AIM - Set down every record once more, exactly as given.

RECORDS -
============

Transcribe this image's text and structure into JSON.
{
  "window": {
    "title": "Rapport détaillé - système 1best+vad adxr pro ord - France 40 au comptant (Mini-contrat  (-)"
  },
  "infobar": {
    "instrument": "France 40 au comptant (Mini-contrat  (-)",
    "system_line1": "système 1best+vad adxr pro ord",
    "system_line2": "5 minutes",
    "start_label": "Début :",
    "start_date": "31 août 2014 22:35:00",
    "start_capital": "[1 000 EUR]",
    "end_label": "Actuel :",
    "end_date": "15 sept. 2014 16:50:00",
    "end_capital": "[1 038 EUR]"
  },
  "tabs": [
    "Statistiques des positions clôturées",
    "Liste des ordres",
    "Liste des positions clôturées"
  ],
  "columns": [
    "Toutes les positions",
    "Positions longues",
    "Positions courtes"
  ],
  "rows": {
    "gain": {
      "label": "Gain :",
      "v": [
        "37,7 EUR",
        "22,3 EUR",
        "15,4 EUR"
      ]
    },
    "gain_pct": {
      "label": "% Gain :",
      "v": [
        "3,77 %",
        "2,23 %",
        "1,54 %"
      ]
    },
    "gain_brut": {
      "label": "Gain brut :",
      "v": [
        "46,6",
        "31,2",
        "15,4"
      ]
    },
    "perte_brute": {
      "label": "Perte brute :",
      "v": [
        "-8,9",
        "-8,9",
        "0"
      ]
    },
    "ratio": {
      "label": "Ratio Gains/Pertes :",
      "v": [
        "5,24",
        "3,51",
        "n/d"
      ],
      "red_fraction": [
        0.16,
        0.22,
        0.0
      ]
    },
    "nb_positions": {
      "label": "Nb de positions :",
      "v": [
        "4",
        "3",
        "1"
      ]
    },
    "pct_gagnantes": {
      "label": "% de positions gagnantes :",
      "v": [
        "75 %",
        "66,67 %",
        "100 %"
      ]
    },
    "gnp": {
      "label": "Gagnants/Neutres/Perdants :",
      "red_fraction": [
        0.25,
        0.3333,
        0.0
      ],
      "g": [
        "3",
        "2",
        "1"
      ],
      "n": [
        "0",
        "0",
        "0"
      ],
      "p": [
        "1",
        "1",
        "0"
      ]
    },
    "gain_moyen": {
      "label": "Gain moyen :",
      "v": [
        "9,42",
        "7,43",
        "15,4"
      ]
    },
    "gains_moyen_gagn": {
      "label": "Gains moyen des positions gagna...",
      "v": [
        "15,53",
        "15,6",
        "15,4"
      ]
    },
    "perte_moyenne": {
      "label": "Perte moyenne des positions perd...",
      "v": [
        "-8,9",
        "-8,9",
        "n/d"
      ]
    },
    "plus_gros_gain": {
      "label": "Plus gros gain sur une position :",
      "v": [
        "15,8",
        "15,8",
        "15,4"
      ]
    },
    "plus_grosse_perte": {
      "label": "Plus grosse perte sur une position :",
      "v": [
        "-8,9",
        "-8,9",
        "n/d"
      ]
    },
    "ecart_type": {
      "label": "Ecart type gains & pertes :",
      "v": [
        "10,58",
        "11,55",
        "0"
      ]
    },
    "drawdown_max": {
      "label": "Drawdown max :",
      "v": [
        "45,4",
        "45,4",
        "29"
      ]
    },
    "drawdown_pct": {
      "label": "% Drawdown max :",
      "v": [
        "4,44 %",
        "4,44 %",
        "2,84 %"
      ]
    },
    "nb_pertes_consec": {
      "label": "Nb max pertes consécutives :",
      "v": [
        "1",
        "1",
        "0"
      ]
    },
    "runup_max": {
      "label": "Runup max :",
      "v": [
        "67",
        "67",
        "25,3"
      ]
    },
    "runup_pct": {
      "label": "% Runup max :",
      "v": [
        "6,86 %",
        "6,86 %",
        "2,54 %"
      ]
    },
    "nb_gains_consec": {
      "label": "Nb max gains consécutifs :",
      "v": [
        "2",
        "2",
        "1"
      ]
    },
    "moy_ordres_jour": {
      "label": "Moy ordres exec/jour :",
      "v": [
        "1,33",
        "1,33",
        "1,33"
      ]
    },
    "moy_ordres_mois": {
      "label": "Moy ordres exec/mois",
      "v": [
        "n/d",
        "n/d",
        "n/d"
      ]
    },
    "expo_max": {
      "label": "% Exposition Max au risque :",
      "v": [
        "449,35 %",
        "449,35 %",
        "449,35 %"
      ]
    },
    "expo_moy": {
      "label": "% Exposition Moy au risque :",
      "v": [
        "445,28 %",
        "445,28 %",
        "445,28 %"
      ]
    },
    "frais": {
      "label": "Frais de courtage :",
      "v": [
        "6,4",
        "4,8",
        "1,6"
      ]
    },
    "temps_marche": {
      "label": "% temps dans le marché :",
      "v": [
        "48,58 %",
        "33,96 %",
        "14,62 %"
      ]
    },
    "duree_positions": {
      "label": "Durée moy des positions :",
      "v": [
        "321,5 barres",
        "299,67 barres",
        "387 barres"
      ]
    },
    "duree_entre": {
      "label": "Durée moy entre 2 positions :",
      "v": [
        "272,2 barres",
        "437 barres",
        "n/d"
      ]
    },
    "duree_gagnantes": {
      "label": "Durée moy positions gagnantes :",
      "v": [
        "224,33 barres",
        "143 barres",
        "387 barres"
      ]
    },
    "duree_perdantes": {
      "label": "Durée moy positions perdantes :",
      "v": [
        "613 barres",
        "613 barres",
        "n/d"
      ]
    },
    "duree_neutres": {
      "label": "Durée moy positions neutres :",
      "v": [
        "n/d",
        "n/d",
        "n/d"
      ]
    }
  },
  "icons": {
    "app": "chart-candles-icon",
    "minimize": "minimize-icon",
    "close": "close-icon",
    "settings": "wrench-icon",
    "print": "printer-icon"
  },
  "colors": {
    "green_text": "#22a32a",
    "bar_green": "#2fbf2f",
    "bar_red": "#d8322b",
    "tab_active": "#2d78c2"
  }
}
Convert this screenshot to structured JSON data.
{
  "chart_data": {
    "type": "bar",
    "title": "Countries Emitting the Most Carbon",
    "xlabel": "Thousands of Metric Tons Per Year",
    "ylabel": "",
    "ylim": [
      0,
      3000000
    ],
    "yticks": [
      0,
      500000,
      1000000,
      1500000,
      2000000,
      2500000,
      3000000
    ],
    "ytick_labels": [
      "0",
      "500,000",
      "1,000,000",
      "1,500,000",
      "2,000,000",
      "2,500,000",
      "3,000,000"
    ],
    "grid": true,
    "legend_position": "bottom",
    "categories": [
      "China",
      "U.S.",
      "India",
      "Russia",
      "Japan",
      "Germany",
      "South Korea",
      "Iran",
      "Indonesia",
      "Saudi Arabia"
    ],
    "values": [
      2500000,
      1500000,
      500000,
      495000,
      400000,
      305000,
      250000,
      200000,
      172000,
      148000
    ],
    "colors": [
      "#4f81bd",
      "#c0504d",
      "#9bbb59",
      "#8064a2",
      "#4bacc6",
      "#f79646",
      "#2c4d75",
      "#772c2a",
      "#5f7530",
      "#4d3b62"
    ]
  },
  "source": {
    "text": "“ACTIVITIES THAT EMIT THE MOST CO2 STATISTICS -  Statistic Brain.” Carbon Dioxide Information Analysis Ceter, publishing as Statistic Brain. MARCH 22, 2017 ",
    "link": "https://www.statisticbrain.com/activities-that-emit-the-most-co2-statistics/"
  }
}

============

THE ANSWER -
Transcribe this image's text and structure into JSON.
{
  "window": {
    "title": "Rapport détaillé - système 1best+vad adxr pro ord - France 40 au comptant (Mini-contrat  (-)"
  },
  "infobar": {
    "instrument": "France 40 au comptant (Mini-contrat  (-)",
    "system_line1": "système 1best+vad adxr pro ord",
    "system_line2": "5 minutes",
    "start_label": "Début :",
    "start_date": "31 août 2014 22:35:00",
    "start_capital": "[1 000 EUR]",
    "end_label": "Actuel :",
    "end_date": "15 sept. 2014 16:50:00",
    "end_capital": "[1 038 EUR]"
  },
  "tabs": [
    "Statistiques des positions clôturées",
    "Liste des ordres",
    "Liste des positions clôturées"
  ],
  "columns": [
    "Toutes les positions",
    "Positions longues",
    "Positions courtes"
  ],
  "rows": {
    "gain": {
      "label": "Gain :",
      "v": [
        "37,7 EUR",
        "22,3 EUR",
        "15,4 EUR"
      ]
    },
    "gain_pct": {
      "label": "% Gain :",
      "v": [
        "3,77 %",
        "2,23 %",
        "1,54 %"
      ]
    },
    "gain_brut": {
      "label": "Gain brut :",
      "v": [
        "46,6",
        "31,2",
        "15,4"
      ]
    },
    "perte_brute": {
      "label": "Perte brute :",
      "v": [
        "-8,9",
        "-8,9",
        "0"
      ]
    },
    "ratio": {
      "label": "Ratio Gains/Pertes :",
      "v": [
        "5,24",
        "3,51",
        "n/d"
      ],
      "red_fraction": [
        0.16,
        0.22,
        0.0
      ]
    },
    "nb_positions": {
      "label": "Nb de positions :",
      "v": [
        "4",
        "3",
        "1"
      ]
    },
    "pct_gagnantes": {
      "label": "% de positions gagnantes :",
      "v": [
        "75 %",
        "66,67 %",
        "100 %"
      ]
    },
    "gnp": {
      "label": "Gagnants/Neutres/Perdants :",
      "red_fraction": [
        0.25,
        0.3333,
        0.0
      ],
      "g": [
        "3",
        "2",
        "1"
      ],
      "n": [
        "0",
        "0",
        "0"
      ],
      "p": [
        "1",
        "1",
        "0"
      ]
    },
    "gain_moyen": {
      "label": "Gain moyen :",
      "v": [
        "9,42",
        "7,43",
        "15,4"
      ]
    },
    "gains_moyen_gagn": {
      "label": "Gains moyen des positions gagna...",
      "v": [
        "15,53",
        "15,6",
        "15,4"
      ]
    },
    "perte_moyenne": {
      "label": "Perte moyenne des positions perd...",
      "v": [
        "-8,9",
        "-8,9",
        "n/d"
      ]
    },
    "plus_gros_gain": {
      "label": "Plus gros gain sur une position :",
      "v": [
        "15,8",
        "15,8",
        "15,4"
      ]
    },
    "plus_grosse_perte": {
      "label": "Plus grosse perte sur une position :",
      "v": [
        "-8,9",
        "-8,9",
        "n/d"
      ]
    },
    "ecart_type": {
      "label": "Ecart type gains & pertes :",
      "v": [
        "10,58",
        "11,55",
        "0"
      ]
    },
    "drawdown_max": {
      "label": "Drawdown max :",
      "v": [
        "45,4",
        "45,4",
        "29"
      ]
    },
    "drawdown_pct": {
      "label": "% Drawdown max :",
      "v": [
        "4,44 %",
        "4,44 %",
        "2,84 %"
      ]
    },
    "nb_pertes_consec": {
      "label": "Nb max pertes consécutives :",
      "v": [
        "1",
        "1",
        "0"
      ]
    },
    "runup_max": {
      "label": "Runup max :",
      "v": [
        "67",
        "67",
        "25,3"
      ]
    },
    "runup_pct": {
      "label": "% Runup max :",
      "v": [
        "6,86 %",
        "6,86 %",
        "2,54 %"
      ]
    },
    "nb_gains_consec": {
      "label": "Nb max gains consécutifs :",
      "v": [
        "2",
        "2",
        "1"
      ]
    },
    "moy_ordres_jour": {
      "label": "Moy ordres exec/jour :",
      "v": [
        "1,33",
        "1,33",
        "1,33"
      ]
    },
    "moy_ordres_mois": {
      "label": "Moy ordres exec/mois",
      "v": [
        "n/d",
        "n/d",
        "n/d"
      ]
    },
    "expo_max": {
      "label": "% Exposition Max au risque :",
      "v": [
        "449,35 %",
        "449,35 %",
        "449,35 %"
      ]
    },
    "expo_moy": {
      "label": "% Exposition Moy au risque :",
      "v": [
        "445,28 %",
        "445,28 %",
        "445,28 %"
      ]
    },
    "frais": {
      "label": "Frais de courtage :",
      "v": [
        "6,4",
        "4,8",
        "1,6"
      ]
    },
    "temps_marche": {
      "label": "% temps dans le marché :",
      "v": [
        "48,58 %",
        "33,96 %",
        "14,62 %"
      ]
    },
    "duree_positions": {
      "label": "Durée moy des positions :",
      "v": [
        "321,5 barres",
        "299,67 barres",
        "387 barres"
      ]
    },
    "duree_entre": {
      "label": "Durée moy entre 2 positions :",
      "v": [
        "272,2 barres",
        "437 barres",
        "n/d"
      ]
    },
    "duree_gagnantes": {
      "label": "Durée moy positions gagnantes :",
      "v": [
        "224,33 barres",
        "143 barres",
        "387 barres"
      ]
    },
    "duree_perdantes": {
      "label": "Durée moy positions perdantes :",
      "v": [
        "613 barres",
        "613 barres",
        "n/d"
      ]
    },
    "duree_neutres": {
      "label": "Durée moy positions neutres :",
      "v": [
        "n/d",
        "n/d",
        "n/d"
      ]
    }
  },
  "icons": {
    "app": "chart-candles-icon",
    "minimize": "minimize-icon",
    "close": "close-icon",
    "settings": "wrench-icon",
    "print": "printer-icon"
  },
  "colors": {
    "green_text": "#22a32a",
    "bar_green": "#2fbf2f",
    "bar_red": "#d8322b",
    "tab_active": "#2d78c2"
  }
}
Convert this screenshot to structured JSON data.
{
  "chart_data": {
    "type": "bar",
    "title": "Countries Emitting the Most Carbon",
    "xlabel": "Thousands of Metric Tons Per Year",
    "ylabel": "",
    "ylim": [
      0,
      3000000
    ],
    "yticks": [
      0,
      500000,
      1000000,
      1500000,
      2000000,
      2500000,
      3000000
    ],
    "ytick_labels": [
      "0",
      "500,000",
      "1,000,000",
      "1,500,000",
      "2,000,000",
      "2,500,000",
      "3,000,000"
    ],
    "grid": true,
    "legend_position": "bottom",
    "categories": [
      "China",
      "U.S.",
      "India",
      "Russia",
      "Japan",
      "Germany",
      "South Korea",
      "Iran",
      "Indonesia",
      "Saudi Arabia"
    ],
    "values": [
      2500000,
      1500000,
      500000,
      495000,
      400000,
      305000,
      250000,
      200000,
      172000,
      148000
    ],
    "colors": [
      "#4f81bd",
      "#c0504d",
      "#9bbb59",
      "#8064a2",
      "#4bacc6",
      "#f79646",
      "#2c4d75",
      "#772c2a",
      "#5f7530",
      "#4d3b62"
    ]
  },
  "source": {
    "text": "“ACTIVITIES THAT EMIT THE MOST CO2 STATISTICS -  Statistic Brain.” Carbon Dioxide Information Analysis Ceter, publishing as Statistic Brain. MARCH 22, 2017 ",
    "link": "https://www.statisticbrain.com/activities-that-emit-the-most-co2-statistics/"
  }
}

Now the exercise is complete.